-- start --

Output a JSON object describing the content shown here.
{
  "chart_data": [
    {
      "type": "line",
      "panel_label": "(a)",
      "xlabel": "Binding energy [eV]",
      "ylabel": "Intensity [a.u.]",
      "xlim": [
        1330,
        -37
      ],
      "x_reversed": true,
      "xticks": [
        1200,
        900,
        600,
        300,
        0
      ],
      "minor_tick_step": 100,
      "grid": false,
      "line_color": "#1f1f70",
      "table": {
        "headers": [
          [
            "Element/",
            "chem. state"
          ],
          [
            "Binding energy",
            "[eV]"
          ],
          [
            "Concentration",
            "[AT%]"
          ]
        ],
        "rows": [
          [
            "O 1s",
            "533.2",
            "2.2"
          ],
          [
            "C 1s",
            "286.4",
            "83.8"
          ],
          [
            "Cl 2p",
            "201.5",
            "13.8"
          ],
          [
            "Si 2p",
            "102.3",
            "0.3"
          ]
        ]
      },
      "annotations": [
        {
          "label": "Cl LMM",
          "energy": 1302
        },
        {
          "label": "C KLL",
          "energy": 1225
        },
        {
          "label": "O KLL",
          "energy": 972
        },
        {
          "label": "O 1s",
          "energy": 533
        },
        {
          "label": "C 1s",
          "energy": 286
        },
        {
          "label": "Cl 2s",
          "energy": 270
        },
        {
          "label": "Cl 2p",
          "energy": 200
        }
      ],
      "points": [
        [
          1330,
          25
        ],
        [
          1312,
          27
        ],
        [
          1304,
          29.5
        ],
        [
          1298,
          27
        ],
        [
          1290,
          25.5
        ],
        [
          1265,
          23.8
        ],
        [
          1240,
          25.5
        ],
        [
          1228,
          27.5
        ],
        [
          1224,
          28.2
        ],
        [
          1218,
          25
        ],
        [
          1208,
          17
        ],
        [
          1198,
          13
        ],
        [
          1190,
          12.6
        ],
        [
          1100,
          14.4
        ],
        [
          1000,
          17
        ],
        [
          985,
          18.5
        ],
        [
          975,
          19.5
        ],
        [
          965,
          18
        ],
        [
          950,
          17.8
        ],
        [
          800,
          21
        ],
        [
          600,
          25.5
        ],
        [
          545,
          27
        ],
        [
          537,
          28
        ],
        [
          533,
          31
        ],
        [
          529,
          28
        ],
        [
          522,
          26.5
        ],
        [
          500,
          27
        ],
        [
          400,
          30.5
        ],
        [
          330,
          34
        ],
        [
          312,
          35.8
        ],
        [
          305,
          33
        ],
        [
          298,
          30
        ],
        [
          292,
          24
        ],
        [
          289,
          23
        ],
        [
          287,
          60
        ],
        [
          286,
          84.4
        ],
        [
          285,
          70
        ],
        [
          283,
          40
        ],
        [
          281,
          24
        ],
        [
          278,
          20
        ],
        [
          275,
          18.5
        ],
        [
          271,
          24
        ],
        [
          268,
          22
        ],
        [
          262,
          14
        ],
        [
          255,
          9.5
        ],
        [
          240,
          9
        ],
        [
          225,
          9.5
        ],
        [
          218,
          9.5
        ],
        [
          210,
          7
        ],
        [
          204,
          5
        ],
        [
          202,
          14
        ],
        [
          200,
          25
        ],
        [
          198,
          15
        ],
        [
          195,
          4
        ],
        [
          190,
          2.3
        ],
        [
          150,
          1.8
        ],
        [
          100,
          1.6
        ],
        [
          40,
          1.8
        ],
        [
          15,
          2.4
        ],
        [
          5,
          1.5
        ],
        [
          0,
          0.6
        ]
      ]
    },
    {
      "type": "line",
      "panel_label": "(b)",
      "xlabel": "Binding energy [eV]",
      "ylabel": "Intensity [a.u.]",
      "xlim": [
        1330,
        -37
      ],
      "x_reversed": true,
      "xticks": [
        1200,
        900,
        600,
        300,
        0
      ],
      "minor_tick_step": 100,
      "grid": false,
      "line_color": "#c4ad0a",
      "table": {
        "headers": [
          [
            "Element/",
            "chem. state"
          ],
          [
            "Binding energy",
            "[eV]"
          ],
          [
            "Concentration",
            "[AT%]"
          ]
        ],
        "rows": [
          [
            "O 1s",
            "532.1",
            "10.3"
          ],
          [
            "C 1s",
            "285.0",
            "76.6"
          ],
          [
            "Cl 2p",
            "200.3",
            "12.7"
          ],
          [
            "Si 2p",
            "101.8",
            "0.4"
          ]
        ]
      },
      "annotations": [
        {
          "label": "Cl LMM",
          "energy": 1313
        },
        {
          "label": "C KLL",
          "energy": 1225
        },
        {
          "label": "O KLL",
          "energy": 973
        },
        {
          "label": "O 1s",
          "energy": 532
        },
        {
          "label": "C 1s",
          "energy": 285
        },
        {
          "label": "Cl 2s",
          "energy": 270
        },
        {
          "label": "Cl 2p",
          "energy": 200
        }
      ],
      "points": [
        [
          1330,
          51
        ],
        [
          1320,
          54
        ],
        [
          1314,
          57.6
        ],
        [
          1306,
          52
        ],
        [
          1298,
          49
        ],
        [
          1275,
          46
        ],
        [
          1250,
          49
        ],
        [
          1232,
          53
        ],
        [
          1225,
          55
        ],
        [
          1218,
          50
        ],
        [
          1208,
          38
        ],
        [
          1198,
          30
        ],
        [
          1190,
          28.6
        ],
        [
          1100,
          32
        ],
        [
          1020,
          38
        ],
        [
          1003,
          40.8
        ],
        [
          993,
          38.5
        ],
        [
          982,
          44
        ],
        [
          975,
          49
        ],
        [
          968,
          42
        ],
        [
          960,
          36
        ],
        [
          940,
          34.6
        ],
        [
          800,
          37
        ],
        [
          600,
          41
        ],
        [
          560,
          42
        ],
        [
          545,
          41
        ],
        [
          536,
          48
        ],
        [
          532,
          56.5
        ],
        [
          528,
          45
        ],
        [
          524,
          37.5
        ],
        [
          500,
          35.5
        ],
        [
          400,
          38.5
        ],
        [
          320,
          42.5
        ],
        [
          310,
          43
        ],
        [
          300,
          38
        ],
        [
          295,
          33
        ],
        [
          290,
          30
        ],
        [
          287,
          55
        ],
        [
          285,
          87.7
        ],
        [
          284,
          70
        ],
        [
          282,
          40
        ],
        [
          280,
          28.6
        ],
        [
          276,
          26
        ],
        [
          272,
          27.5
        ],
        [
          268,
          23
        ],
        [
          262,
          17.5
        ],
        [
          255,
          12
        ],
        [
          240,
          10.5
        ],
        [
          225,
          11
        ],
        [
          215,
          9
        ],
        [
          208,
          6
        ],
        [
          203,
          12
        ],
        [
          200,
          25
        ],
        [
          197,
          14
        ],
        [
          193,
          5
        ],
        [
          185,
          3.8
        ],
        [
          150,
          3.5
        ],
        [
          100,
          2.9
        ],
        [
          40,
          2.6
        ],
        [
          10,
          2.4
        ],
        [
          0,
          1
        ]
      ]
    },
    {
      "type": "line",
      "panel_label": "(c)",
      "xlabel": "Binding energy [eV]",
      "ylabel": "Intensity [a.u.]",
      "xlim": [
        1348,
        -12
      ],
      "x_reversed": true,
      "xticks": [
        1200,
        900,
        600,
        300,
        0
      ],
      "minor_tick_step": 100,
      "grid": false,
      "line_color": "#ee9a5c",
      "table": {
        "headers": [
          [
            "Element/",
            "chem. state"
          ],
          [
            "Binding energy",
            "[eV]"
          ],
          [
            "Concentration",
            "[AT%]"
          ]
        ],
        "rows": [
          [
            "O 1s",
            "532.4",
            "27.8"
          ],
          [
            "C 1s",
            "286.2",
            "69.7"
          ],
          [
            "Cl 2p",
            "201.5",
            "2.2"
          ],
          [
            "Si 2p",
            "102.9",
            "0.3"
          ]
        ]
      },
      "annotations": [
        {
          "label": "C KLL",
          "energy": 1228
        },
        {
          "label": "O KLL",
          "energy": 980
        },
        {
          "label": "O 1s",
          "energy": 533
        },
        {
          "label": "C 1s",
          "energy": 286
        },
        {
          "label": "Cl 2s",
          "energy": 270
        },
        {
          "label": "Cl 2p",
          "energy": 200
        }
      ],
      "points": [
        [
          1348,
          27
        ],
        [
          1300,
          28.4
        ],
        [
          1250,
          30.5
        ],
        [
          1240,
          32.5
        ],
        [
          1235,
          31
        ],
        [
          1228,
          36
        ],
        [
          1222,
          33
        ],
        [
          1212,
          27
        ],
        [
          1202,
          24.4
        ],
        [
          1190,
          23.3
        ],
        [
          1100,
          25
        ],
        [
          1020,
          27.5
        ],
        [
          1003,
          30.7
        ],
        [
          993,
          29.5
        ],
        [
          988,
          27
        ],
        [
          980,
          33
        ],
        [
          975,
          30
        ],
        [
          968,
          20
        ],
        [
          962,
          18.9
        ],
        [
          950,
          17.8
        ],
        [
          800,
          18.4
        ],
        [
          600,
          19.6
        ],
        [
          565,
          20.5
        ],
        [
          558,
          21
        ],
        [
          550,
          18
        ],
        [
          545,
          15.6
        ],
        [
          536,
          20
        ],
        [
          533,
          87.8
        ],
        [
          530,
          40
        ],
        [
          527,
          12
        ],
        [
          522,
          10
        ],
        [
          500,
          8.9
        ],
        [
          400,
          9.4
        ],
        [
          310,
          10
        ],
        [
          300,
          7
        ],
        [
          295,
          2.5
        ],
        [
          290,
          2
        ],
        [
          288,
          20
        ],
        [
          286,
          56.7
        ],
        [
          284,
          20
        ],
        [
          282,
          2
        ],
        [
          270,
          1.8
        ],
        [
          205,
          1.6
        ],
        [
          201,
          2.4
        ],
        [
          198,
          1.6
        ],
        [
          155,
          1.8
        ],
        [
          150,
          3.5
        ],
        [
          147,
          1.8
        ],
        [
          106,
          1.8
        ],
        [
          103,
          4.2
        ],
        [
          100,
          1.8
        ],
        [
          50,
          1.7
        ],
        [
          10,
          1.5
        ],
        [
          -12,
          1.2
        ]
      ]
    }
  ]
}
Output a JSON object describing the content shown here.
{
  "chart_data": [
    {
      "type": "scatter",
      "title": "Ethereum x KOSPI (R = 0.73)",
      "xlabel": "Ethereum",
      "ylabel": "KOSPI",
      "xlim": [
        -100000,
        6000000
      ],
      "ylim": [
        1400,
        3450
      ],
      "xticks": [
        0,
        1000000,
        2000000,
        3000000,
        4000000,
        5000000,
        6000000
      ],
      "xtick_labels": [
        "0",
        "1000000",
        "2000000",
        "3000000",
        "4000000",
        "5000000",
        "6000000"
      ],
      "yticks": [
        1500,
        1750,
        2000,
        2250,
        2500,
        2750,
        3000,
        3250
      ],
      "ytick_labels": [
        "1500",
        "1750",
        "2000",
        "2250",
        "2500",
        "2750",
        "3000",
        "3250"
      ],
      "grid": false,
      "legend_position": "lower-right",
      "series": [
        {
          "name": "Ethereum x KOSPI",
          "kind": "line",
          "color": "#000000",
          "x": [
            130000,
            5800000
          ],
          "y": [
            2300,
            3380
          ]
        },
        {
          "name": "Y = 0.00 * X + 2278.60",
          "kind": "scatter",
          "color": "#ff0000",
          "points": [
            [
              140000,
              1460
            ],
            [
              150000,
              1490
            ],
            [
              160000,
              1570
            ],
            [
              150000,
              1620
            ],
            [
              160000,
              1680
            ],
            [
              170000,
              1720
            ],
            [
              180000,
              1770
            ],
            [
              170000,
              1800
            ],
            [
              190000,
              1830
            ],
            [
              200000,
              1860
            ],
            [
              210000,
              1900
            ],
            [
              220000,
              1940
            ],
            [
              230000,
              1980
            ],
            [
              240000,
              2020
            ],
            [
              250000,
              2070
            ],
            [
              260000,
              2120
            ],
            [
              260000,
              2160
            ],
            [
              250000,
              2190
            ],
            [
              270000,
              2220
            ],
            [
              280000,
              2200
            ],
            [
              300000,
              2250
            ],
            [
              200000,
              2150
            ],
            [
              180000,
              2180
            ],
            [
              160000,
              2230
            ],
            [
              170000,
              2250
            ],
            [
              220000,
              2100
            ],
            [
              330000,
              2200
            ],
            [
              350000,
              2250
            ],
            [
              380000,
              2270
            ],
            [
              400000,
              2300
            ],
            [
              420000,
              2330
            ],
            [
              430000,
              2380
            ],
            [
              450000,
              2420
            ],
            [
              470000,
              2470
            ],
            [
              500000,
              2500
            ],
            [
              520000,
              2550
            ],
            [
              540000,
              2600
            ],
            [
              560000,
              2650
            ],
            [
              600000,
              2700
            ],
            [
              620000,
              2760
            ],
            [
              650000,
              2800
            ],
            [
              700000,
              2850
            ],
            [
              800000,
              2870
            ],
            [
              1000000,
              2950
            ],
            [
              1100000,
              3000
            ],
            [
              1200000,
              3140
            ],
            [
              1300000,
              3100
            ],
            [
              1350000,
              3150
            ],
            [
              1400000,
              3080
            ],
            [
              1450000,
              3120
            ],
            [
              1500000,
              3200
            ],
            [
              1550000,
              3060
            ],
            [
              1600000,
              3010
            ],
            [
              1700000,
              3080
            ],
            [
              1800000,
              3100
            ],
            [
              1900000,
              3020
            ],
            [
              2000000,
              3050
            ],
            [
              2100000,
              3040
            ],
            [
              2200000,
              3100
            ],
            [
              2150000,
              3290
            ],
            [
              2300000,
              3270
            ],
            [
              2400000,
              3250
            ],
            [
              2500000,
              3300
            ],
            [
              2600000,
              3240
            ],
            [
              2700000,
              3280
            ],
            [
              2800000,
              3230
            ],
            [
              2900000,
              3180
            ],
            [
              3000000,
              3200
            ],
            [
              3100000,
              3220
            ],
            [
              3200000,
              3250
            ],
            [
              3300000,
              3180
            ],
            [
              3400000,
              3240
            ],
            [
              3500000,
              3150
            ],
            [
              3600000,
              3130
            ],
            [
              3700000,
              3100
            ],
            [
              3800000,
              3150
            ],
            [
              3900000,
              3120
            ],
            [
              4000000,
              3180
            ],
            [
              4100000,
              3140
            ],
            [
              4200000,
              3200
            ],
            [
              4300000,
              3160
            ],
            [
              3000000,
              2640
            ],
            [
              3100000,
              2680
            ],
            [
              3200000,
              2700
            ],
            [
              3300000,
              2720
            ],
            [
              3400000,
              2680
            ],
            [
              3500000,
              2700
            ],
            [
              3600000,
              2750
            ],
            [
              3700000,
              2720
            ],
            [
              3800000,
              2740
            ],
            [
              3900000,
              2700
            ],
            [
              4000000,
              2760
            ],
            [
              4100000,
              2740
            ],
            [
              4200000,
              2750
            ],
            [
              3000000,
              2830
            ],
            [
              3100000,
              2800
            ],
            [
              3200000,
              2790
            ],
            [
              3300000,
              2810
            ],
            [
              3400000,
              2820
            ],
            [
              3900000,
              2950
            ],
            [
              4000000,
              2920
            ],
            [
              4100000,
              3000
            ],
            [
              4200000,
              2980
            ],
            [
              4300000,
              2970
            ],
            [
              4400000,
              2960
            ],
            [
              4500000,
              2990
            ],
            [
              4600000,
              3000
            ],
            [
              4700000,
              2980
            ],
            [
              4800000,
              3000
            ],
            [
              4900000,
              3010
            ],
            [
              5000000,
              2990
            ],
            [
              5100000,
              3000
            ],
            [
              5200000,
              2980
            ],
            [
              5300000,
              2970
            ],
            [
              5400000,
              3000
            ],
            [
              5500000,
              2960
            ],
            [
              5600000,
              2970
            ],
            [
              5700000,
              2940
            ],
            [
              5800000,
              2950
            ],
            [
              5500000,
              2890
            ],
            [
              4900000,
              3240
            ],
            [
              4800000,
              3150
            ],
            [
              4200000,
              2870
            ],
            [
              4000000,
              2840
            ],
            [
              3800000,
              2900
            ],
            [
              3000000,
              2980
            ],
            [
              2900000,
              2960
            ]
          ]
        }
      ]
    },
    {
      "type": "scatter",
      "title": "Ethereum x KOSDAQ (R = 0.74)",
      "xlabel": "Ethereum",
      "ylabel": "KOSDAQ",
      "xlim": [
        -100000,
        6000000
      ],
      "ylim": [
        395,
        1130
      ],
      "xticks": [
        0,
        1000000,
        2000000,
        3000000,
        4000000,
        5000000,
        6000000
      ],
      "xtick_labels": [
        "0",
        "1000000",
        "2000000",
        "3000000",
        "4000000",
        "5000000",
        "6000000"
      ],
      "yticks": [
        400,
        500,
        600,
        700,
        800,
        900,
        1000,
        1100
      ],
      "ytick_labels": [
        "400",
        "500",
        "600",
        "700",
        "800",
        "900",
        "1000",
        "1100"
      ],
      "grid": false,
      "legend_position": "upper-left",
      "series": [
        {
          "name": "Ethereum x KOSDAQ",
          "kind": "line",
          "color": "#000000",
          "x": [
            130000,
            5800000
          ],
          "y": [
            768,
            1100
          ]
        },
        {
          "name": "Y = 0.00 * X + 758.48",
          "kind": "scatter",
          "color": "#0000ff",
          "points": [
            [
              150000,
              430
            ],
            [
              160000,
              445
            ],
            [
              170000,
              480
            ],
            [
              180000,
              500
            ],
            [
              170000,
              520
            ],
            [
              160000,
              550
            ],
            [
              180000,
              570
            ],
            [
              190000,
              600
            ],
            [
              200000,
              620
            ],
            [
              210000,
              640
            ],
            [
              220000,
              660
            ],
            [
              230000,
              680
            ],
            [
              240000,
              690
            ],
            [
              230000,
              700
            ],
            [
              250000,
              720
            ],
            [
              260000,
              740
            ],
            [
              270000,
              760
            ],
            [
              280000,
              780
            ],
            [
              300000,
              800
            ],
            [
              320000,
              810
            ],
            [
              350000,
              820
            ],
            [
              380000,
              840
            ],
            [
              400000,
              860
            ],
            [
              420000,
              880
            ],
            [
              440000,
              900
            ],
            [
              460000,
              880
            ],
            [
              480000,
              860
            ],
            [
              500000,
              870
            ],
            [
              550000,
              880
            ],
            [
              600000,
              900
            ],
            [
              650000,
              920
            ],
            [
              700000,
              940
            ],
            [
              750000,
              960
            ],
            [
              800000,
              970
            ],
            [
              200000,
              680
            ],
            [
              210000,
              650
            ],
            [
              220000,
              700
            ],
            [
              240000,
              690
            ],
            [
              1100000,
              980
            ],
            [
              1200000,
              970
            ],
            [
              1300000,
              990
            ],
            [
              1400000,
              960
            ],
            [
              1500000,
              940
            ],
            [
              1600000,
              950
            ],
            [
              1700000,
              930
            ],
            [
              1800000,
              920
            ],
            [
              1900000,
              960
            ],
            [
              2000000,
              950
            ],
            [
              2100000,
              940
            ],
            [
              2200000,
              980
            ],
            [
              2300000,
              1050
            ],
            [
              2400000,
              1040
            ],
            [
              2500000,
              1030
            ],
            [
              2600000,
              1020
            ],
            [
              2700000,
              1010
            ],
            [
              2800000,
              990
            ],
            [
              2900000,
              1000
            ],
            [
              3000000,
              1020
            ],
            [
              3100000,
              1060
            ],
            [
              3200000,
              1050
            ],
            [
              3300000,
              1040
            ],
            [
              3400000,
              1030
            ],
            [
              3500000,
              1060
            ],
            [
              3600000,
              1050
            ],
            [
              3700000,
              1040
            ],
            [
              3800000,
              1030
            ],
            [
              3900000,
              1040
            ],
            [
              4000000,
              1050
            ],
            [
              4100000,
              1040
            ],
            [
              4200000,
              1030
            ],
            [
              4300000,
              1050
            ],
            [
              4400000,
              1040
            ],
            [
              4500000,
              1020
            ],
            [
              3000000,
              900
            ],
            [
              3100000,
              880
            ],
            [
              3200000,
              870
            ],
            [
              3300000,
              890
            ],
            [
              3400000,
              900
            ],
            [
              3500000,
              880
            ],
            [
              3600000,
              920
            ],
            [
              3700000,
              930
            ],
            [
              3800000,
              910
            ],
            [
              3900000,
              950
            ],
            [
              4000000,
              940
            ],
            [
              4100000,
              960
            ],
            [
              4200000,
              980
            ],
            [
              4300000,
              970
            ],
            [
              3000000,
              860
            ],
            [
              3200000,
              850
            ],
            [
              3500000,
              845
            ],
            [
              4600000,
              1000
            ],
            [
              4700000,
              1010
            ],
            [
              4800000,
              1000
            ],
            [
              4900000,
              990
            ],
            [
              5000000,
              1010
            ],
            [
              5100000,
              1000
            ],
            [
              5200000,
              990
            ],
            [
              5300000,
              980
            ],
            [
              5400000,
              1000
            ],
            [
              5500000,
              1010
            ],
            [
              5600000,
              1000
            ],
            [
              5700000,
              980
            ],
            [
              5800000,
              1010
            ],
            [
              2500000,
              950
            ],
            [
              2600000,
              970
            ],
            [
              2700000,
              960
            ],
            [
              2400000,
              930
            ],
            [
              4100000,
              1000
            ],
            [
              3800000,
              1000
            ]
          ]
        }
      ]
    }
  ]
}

-- end --

## WHAT THE TASK ASKS
All lines in the data that contain the word "Ethereum" should be copied.

## EXERCISE OUTPUT
      "title": "Ethereum x KOSPI (R = 0.73)",
      "xlabel": "Ethereum",
          "name": "Ethereum x KOSPI",
      "title": "Ethereum x KOSDAQ (R = 0.74)",
      "xlabel": "Ethereum",
          "name": "Ethereum x KOSDAQ",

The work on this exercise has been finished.